-- Instructions to follow --
Output the full listing word for word.
===== Entries provided
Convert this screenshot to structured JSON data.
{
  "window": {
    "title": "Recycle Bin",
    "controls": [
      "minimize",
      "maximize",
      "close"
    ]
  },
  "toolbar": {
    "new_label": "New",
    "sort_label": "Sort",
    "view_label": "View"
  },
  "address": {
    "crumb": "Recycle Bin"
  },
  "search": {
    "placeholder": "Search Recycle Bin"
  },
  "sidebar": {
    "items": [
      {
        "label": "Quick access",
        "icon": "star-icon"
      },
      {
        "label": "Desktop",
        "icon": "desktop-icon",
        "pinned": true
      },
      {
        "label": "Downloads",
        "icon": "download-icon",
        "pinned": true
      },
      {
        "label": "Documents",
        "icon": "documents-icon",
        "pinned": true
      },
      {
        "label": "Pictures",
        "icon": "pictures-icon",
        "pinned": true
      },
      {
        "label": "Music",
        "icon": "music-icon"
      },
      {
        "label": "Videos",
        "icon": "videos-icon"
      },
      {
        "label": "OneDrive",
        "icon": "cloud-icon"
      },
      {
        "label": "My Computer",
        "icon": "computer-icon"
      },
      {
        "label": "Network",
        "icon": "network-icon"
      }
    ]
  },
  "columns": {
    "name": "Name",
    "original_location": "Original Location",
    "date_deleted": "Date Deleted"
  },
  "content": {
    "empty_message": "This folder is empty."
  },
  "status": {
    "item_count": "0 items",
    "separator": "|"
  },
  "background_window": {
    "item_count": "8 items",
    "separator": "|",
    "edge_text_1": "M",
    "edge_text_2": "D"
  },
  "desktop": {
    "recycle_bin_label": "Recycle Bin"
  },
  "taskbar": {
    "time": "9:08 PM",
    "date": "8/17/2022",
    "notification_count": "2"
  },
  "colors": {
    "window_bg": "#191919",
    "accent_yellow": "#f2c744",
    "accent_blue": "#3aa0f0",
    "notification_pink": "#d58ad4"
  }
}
==========
-- Final result --
Convert this screenshot to structured JSON data.
{
  "window": {
    "title": "Recycle Bin",
    "controls": [
      "minimize",
      "maximize",
      "close"
    ]
  },
  "toolbar": {
    "new_label": "New",
    "sort_label": "Sort",
    "view_label": "View"
  },
  "address": {
    "crumb": "Recycle Bin"
  },
  "search": {
    "placeholder": "Search Recycle Bin"
  },
  "sidebar": {
    "items": [
      {
        "label": "Quick access",
        "icon": "star-icon"
      },
      {
        "label": "Desktop",
        "icon": "desktop-icon",
        "pinned": true
      },
      {
        "label": "Downloads",
        "icon": "download-icon",
        "pinned": true
      },
      {
        "label": "Documents",
        "icon": "documents-icon",
        "pinned": true
      },
      {
        "label": "Pictures",
        "icon": "pictures-icon",
        "pinned": true
      },
      {
        "label": "Music",
        "icon": "music-icon"
      },
      {
        "label": "Videos",
        "icon": "videos-icon"
      },
      {
        "label": "OneDrive",
        "icon": "cloud-icon"
      },
      {
        "label": "My Computer",
        "icon": "computer-icon"
      },
      {
        "label": "Network",
        "icon": "network-icon"
      }
    ]
  },
  "columns": {
    "name": "Name",
    "original_location": "Original Location",
    "date_deleted": "Date Deleted"
  },
  "content": {
    "empty_message": "This folder is empty."
  },
  "status": {
    "item_count": "0 items",
    "separator": "|"
  },
  "background_window": {
    "item_count": "8 items",
    "separator": "|",
    "edge_text_1": "M",
    "edge_text_2": "D"
  },
  "desktop": {
    "recycle_bin_label": "Recycle Bin"
  },
  "taskbar": {
    "time": "9:08 PM",
    "date": "8/17/2022",
    "notification_count": "2"
  },
  "colors": {
    "window_bg": "#191919",
    "accent_yellow": "#f2c744",
    "accent_blue": "#3aa0f0",
    "notification_pink": "#d58ad4"
  }
}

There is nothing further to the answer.